Extracts from a graphics dataset:

----------

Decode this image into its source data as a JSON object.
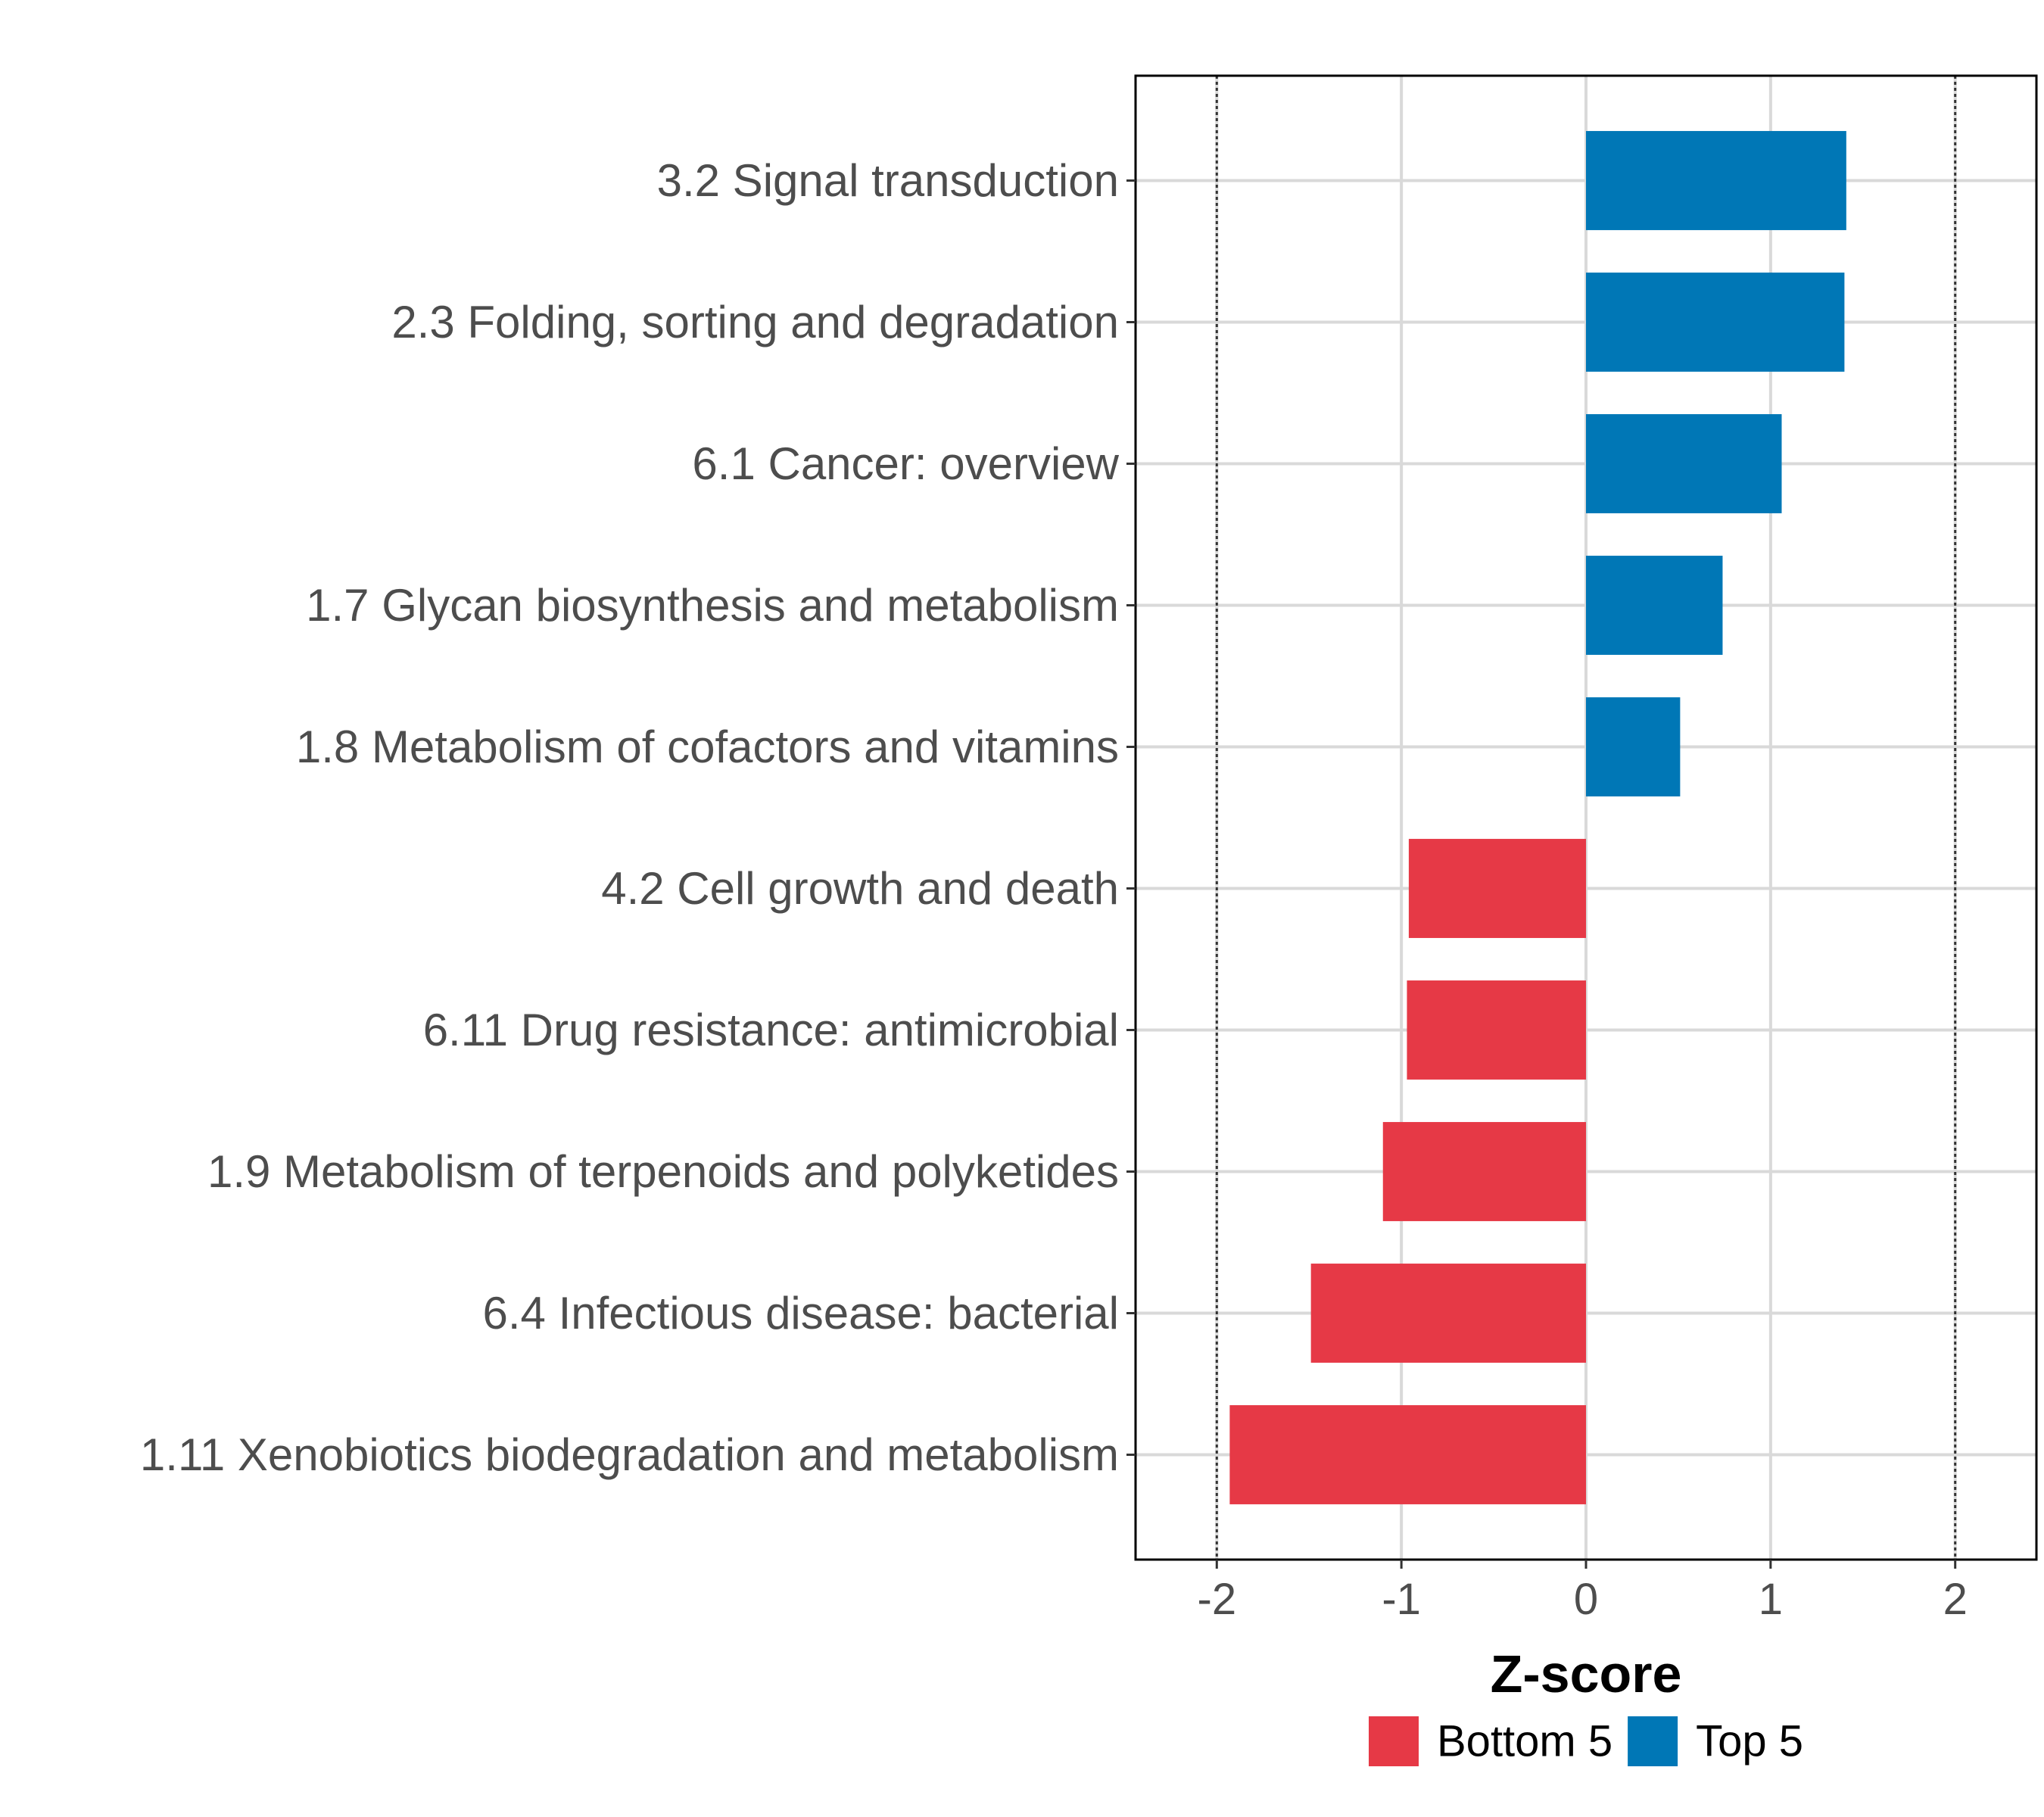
{
  "chart_data": {
    "type": "bar",
    "orientation": "horizontal",
    "title": "",
    "xlabel": "Z-score",
    "ylabel": "",
    "xlim": [
      -2.44,
      2.44
    ],
    "xticks": [
      "-2",
      "-1",
      "0",
      "1",
      "2"
    ],
    "reference_lines": [
      -2,
      2
    ],
    "grid": true,
    "legend_position": "bottom",
    "categories": [
      "3.2 Signal transduction",
      "2.3 Folding, sorting and degradation",
      "6.1 Cancer: overview",
      "1.7 Glycan biosynthesis and metabolism",
      "1.8 Metabolism of cofactors and vitamins",
      "4.2 Cell growth and death",
      "6.11 Drug resistance: antimicrobial",
      "1.9 Metabolism of terpenoids and polyketides",
      "6.4 Infectious disease: bacterial",
      "1.11 Xenobiotics biodegradation and metabolism"
    ],
    "values": [
      1.41,
      1.4,
      1.06,
      0.74,
      0.51,
      -0.96,
      -0.97,
      -1.1,
      -1.49,
      -1.93
    ],
    "groups": [
      "Top 5",
      "Top 5",
      "Top 5",
      "Top 5",
      "Top 5",
      "Bottom 5",
      "Bottom 5",
      "Bottom 5",
      "Bottom 5",
      "Bottom 5"
    ],
    "legend": [
      {
        "name": "Bottom 5",
        "color": "#e63946"
      },
      {
        "name": "Top 5",
        "color": "#0077b6"
      }
    ]
  }
}
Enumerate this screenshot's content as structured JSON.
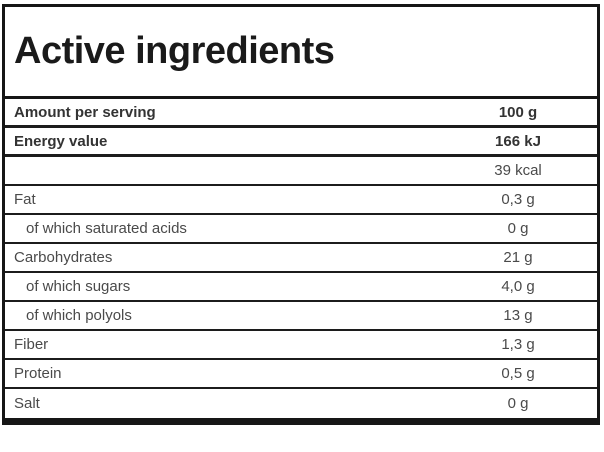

----------

REQUIRED WORK –
An exact reprint of every record is required, with the pictures omitted.

EXERCISE SOLUTION –
Decode this image into its source data as a JSON object.
{
  "chart_data": {
    "type": "bar",
    "orientation": "horizontal",
    "title": "",
    "xlabel": "Z-score",
    "ylabel": "",
    "xlim": [
      -2.44,
      2.44
    ],
    "xticks": [
      "-2",
      "-1",
      "0",
      "1",
      "2"
    ],
    "reference_lines": [
      -2,
      2
    ],
    "grid": true,
    "legend_position": "bottom",
    "categories": [
      "3.2 Signal transduction",
      "2.3 Folding, sorting and degradation",
      "6.1 Cancer: overview",
      "1.7 Glycan biosynthesis and metabolism",
      "1.8 Metabolism of cofactors and vitamins",
      "4.2 Cell growth and death",
      "6.11 Drug resistance: antimicrobial",
      "1.9 Metabolism of terpenoids and polyketides",
      "6.4 Infectious disease: bacterial",
      "1.11 Xenobiotics biodegradation and metabolism"
    ],
    "values": [
      1.41,
      1.4,
      1.06,
      0.74,
      0.51,
      -0.96,
      -0.97,
      -1.1,
      -1.49,
      -1.93
    ],
    "groups": [
      "Top 5",
      "Top 5",
      "Top 5",
      "Top 5",
      "Top 5",
      "Bottom 5",
      "Bottom 5",
      "Bottom 5",
      "Bottom 5",
      "Bottom 5"
    ],
    "legend": [
      {
        "name": "Bottom 5",
        "color": "#e63946"
      },
      {
        "name": "Top 5",
        "color": "#0077b6"
      }
    ]
  }
}
Enumerate this screenshot's content as structured JSON.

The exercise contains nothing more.